* **What to work on**
Search the material below for the word "strategy". Copy every line that has it.

* **The data**
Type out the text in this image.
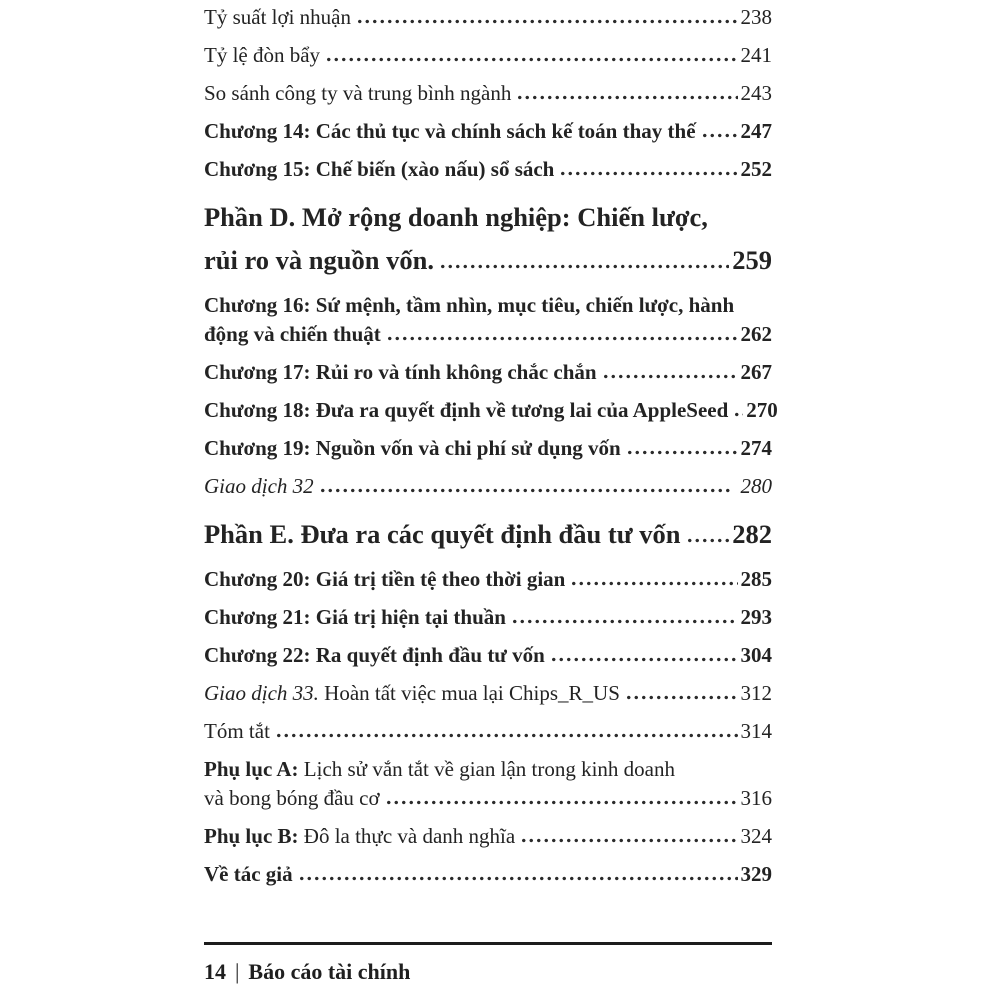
Tỷ suất lợi nhuận	238
Tỷ lệ đòn bẩy	241
So sánh công ty và trung bình ngành	243
Chương 14: Các thủ tục và chính sách kế toán thay thế 247
Chương 15: Chế biến (xào nấu) sổ sách	252
Phần D. Mở rộng doanh nghiệp: Chiến lược,
rủi ro và nguồn vốn.	259
Chương 16: Sứ mệnh, tầm nhìn, mục tiêu, chiến lược, hành
động và chiến thuật	262
Chương 17: Rủi ro và tính không chắc chắn	267
Chương 18: Đưa ra quyết định về tương lai của AppleSeed 270
Chương 19: Nguồn vốn và chi phí sử dụng vốn	274
Giao dịch 32	280
Phần E. Đưa ra các quyết định đầu tư vốn 282
Chương 20: Giá trị tiền tệ theo thời gian	285
Chương 21: Giá trị hiện tại thuần	293
Chương 22: Ra quyết định đầu tư vốn	304
Giao dịch 33. Hoàn tất việc mua lại Chips_R_US	312
Tóm tắt	314
Phụ lục A: Lịch sử vắn tắt về gian lận trong kinh doanh
và bong bóng đầu cơ	316
Phụ lục B: Đô la thực và danh nghĩa	324
Về tác giả	329
14 | Báo cáo tài chính
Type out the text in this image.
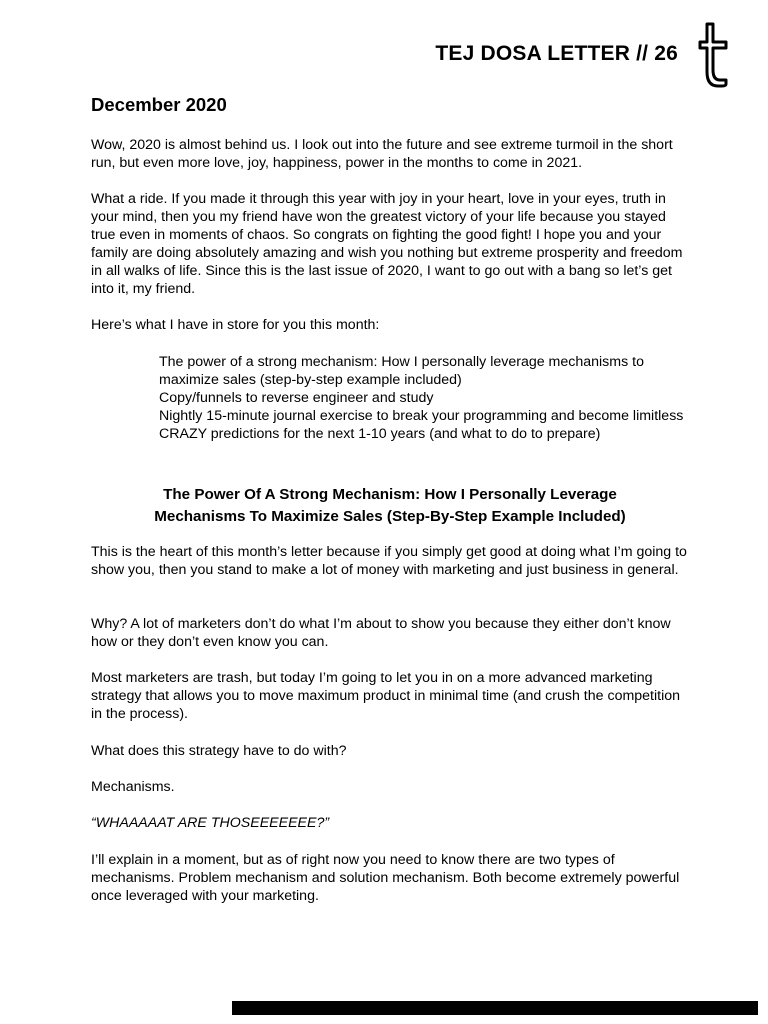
TEJ DOSA LETTER // 26
December 2020

Wow, 2020 is almost behind us. I look out into the future and see extreme turmoil in the short run, but even more love, joy, happiness, power in the months to come in 2021.

What a ride. If you made it through this year with joy in your heart, love in your eyes, truth in your mind, then you my friend have won the greatest victory of your life because you stayed true even in moments of chaos. So congrats on fighting the good fight! I hope you and your family are doing absolutely amazing and wish you nothing but extreme prosperity and freedom in all walks of life. Since this is the last issue of 2020, I want to go out with a bang so let’s get into it, my friend.

Here’s what I have in store for you this month:

The power of a strong mechanism: How I personally leverage mechanisms to maximize sales (step-by-step example included)
Copy/funnels to reverse engineer and study
Nightly 15-minute journal exercise to break your programming and become limitless
CRAZY predictions for the next 1-10 years (and what to do to prepare)
The Power Of A Strong Mechanism: How I Personally Leverage
Mechanisms To Maximize Sales (Step-By-Step Example Included)

This is the heart of this month’s letter because if you simply get good at doing what I’m going to show you, then you stand to make a lot of money with marketing and just business in general.

Why? A lot of marketers don’t do what I’m about to show you because they either don’t know how or they don’t even know you can.

Most marketers are trash, but today I’m going to let you in on a more advanced marketing strategy that allows you to move maximum product in minimal time (and crush the competition in the process).

What does this strategy have to do with?

Mechanisms.

“WHAAAAAT ARE THOSEEEEEEE?”

I’ll explain in a moment, but as of right now you need to know there are two types of mechanisms. Problem mechanism and solution mechanism. Both become extremely powerful once leveraged with your marketing.
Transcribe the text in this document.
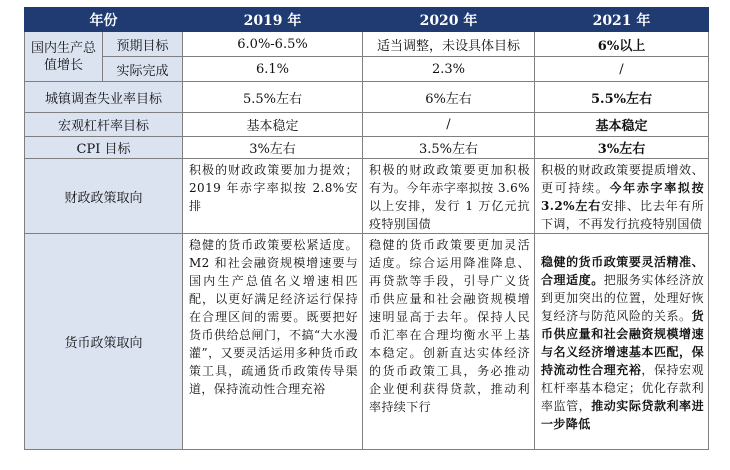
年份		2019 年	2020 年	2021 年
国内生产总值增长	预期目标	6.0%-6.5%	适当调整，未设具体目标	6%以上
	实际完成	6.1%	2.3%	/
城镇调查失业率目标		5.5%左右	6%左右	5.5%左右
宏观杠杆率目标		基本稳定	/	基本稳定
CPI 目标		3%左右	3.5%左右	3%左右
财政政策取向		积极的财政政策要加力提效；2019 年赤字率拟按 2.8%安排	积极的财政政策要更加积极有为。今年赤字率拟按 3.6%以上安排，发行 1 万亿元抗疫特别国债	积极的财政政策要提质增效、更可持续。今年赤字率拟按 3.2%左右安排、比去年有所下调，不再发行抗疫特别国债
货币政策取向		稳健的货币政策要松紧适度。M2 和社会融资规模增速要与国内生产总值名义增速相匹配，以更好满足经济运行保持在合理区间的需要。既要把好货币供给总闸门，不搞“大水漫灌”，又要灵活运用多种货币政策工具，疏通货币政策传导渠道，保持流动性合理充裕	稳健的货币政策要更加灵活适度。综合运用降准降息、再贷款等手段，引导广义货币供应量和社会融资规模增速明显高于去年。保持人民币汇率在合理均衡水平上基本稳定。创新直达实体经济的货币政策工具，务必推动企业便利获得贷款，推动利率持续下行	稳健的货币政策要灵活精准、合理适度。把服务实体经济放到更加突出的位置，处理好恢复经济与防范风险的关系。货币供应量和社会融资规模增速与名义经济增速基本匹配，保持流动性合理充裕，保持宏观杠杆率基本稳定；优化存款利率监管，推动实际贷款利率进一步降低
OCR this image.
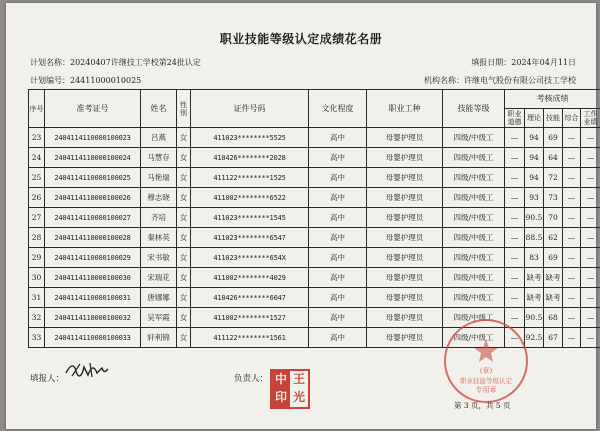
职业技能等级认定成绩花名册
计划名称：20240407许继技工学校第24批认定	填报日期：2024年04月11日
计划编号：24411000010025	机构名称：许继电气股份有限公司技工学校
序号	准考证号	姓名	性别	证件号码	文化程度	职业工种	技能等级	考核成绩				
								职业道德	理论	技能	综合	工作业绩
23	2404114110000100023	吕燕	女	411023********5525	高中	母婴护理员	四级/中级工	—	94	69	—	—
24	2404114110000100024	马慧存	女	410426********2028	高中	母婴护理员	四级/中级工	—	94	64	—	—
25	2404114110000100025	马艳瑞	女	411122********1525	高中	母婴护理员	四级/中级工	—	94	72	—	—
26	2404114110000100026	穆志晓	女	411002********6522	高中	母婴护理员	四级/中级工	—	93	73	—	—
27	2404114110000100027	齐培	女	411023********1545	高中	母婴护理员	四级/中级工	—	90.5	70	—	—
28	2404114110000100028	秦林英	女	411023********6547	高中	母婴护理员	四级/中级工	—	88.5	62	—	—
29	2404114110000100029	宋书敏	女	411023********654X	高中	母婴护理员	四级/中级工	—	83	69	—	—
30	2404114110000100030	宋瑞花	女	411002********4029	高中	母婴护理员	四级/中级工	—	缺考	缺考	—	—
31	2404114110000100031	唐娜娜	女	410426********6047	高中	母婴护理员	四级/中级工	—	缺考	缺考	—	—
32	2404114110000100032	吴军霞	女	411002********1527	高中	母婴护理员	四级/中级工	—	90.5	68	—	—
33	2404114110000100033	轩利锦	女	411122********1561	高中	母婴护理员	四级/中级工	—	92.5	67	—	—
填报人：	负责人： 中 王
印 光
(章)
职业技能等级认定
专用章
第 3 页，共 5 页
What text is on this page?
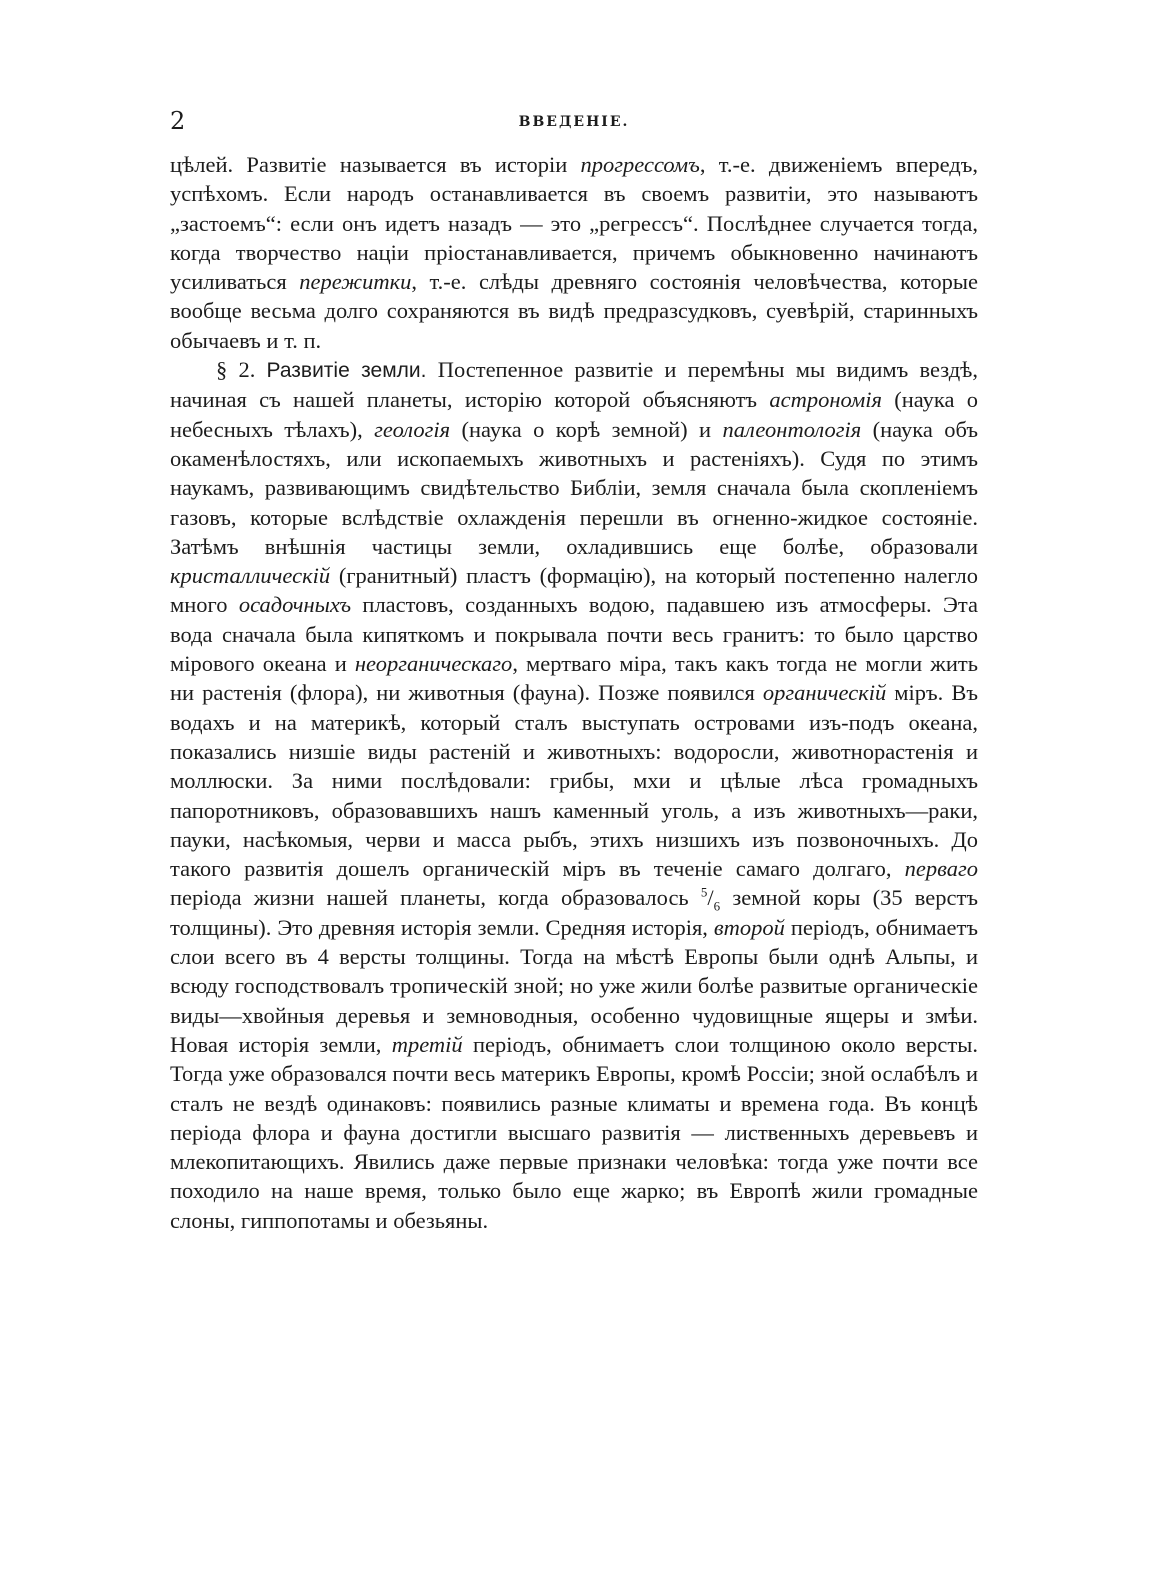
2	ВВЕДЕНІЕ.

цѣлей. Развитіе называется въ исторіи прогрессомъ, т.-е. движеніемъ впередъ, успѣхомъ. Если народъ останавливается въ своемъ развитіи, это называютъ „застоемъ“: если онъ идетъ назадъ — это „регрессъ“. Послѣднее случается тогда, когда творчество націи пріостанавливается, причемъ обыкновенно начинаютъ усиливаться пережитки, т.-е. слѣды древняго состоянія человѣчества, которые вообще весьма долго сохраняются въ видѣ предразсудковъ, суевѣрій, старинныхъ обычаевъ и т. п.

§ 2. Развитіе земли. Постепенное развитіе и перемѣны мы видимъ вездѣ, начиная съ нашей планеты, исторію которой объясняютъ астрономія (наука о небесныхъ тѣлахъ), геологія (наука о корѣ земной) и палеонтологія (наука объ окаменѣлостяхъ, или ископаемыхъ животныхъ и растеніяхъ). Судя по этимъ наукамъ, развивающимъ свидѣтельство Библіи, земля сначала была скопленіемъ газовъ, которые вслѣдствіе охлажденія перешли въ огненно-жидкое состояніе. Затѣмъ внѣшнія частицы земли, охладившись еще болѣе, образовали кристаллическій (гранитный) пластъ (формацію), на который постепенно налегло много осадочныхъ пластовъ, созданныхъ водою, падавшею изъ атмосферы. Эта вода сначала была кипяткомъ и покрывала почти весь гранитъ: то было царство мірового океана и неорганическаго, мертваго міра, такъ какъ тогда не могли жить ни растенія (флора), ни животныя (фауна). Позже появился органическій міръ. Въ водахъ и на материкѣ, который сталъ выступать островами изъ-подъ океана, показались низшіе виды растеній и животныхъ: водоросли, животнорастенія и моллюски. За ними послѣдовали: грибы, мхи и цѣлые лѣса громадныхъ папоротниковъ, образовавшихъ нашъ каменный уголь, а изъ животныхъ—раки, пауки, насѣкомыя, черви и масса рыбъ, этихъ низшихъ изъ позвоночныхъ. До такого развитія дошелъ органическій міръ въ теченіе самаго долгаго, перваго періода жизни нашей планеты, когда образовалось $^5/_6$ земной коры (35 верстъ толщины). Это древняя исторія земли. Средняя исторія, второй періодъ, обнимаетъ слои всего въ 4 версты толщины. Тогда на мѣстѣ Европы были однѣ Альпы, и всюду господствовалъ тропическій зной; но уже жили болѣе развитые органическіе виды—хвойныя деревья и земноводныя, особенно чудовищные ящеры и змѣи. Новая исторія земли, третій періодъ, обнимаетъ слои толщиною около версты. Тогда уже образовался почти весь материкъ Европы, кромѣ Россіи; зной ослабѣлъ и сталъ не вездѣ одинаковъ: появились разные климаты и времена года. Въ концѣ періода флора и фауна достигли высшаго развитія — лиственныхъ деревьевъ и млекопитающихъ. Явились даже первые признаки человѣка: тогда уже почти все походило на наше время, только было еще жарко; въ Европѣ жили громадные слоны, гиппопотамы и обезьяны.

* **Response**
Most marketers are trash, but today I’m going to let you in on a more advanced marketing strategy that allows you to move maximum product in minimal time (and crush the competition in the process).
What does this strategy have to do with?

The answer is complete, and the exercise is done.